> **Given request**:
Using the listing below, please gather every line containing the word "Water".

> **Record list**:

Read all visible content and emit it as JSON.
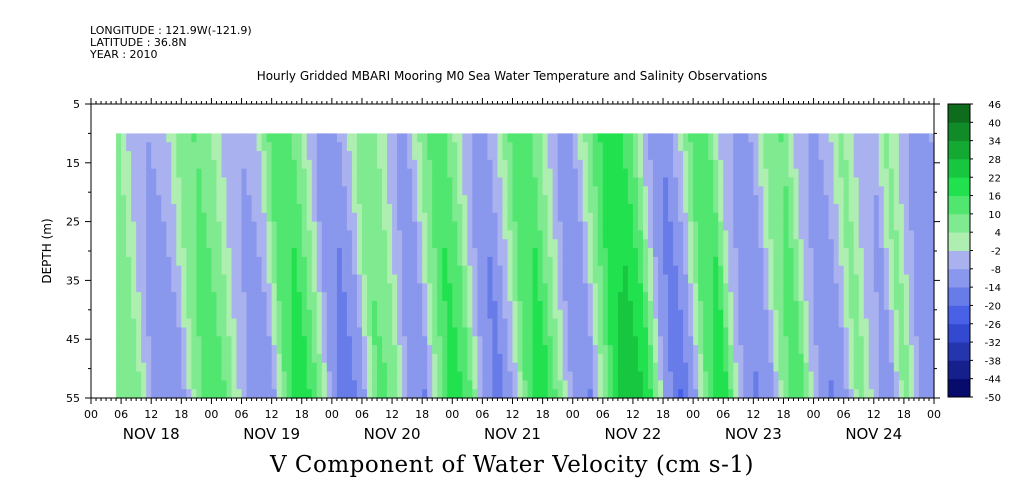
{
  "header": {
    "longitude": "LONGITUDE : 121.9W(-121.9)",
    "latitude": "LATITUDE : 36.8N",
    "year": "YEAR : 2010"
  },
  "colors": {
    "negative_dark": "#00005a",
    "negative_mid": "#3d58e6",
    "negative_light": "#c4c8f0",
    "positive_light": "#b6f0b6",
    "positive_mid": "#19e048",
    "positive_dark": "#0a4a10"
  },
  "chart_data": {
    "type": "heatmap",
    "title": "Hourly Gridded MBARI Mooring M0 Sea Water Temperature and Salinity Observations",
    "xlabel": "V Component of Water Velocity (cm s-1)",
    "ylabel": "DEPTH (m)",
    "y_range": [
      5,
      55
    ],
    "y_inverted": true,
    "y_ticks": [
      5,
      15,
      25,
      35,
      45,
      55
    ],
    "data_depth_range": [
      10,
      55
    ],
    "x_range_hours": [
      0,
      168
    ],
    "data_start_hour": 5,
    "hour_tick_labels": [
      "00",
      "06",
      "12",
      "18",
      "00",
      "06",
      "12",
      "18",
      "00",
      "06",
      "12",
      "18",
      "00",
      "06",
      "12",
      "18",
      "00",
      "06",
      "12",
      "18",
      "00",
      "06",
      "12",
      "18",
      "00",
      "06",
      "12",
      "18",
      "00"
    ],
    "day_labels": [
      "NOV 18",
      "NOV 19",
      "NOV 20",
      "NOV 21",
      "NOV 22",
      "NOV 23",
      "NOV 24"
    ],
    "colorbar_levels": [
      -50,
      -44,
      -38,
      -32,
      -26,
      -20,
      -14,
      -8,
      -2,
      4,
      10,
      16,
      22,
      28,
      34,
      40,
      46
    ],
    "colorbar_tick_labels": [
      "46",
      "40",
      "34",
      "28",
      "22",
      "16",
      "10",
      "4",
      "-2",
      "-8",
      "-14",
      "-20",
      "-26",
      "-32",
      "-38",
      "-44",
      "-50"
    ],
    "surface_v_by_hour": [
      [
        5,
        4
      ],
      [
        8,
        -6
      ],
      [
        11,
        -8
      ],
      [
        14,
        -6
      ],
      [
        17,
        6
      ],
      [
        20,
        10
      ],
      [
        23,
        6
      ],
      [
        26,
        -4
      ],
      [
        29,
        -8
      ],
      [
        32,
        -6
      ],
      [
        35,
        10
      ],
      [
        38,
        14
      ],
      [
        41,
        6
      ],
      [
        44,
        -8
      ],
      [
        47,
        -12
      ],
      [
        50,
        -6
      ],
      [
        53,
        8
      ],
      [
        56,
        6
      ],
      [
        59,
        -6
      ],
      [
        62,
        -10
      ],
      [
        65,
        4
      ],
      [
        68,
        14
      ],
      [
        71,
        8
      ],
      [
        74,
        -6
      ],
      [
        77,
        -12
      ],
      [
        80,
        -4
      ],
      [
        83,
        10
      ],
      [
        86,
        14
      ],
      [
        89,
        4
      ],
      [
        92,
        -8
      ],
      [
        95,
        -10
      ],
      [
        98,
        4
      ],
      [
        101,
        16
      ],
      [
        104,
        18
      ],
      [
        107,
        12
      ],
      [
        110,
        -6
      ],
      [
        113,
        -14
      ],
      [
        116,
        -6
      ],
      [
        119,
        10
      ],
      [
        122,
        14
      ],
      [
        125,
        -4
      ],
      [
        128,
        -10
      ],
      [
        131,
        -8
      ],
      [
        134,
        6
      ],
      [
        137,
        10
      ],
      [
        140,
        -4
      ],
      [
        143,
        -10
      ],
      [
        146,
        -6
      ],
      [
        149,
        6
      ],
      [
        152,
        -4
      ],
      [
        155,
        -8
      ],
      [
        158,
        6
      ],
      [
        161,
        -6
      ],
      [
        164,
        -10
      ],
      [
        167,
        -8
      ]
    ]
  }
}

> **Full response**:
    "title": "Hourly Gridded MBARI Mooring M0 Sea Water Temperature and Salinity Observations",
    "xlabel": "V Component of Water Velocity (cm s-1)",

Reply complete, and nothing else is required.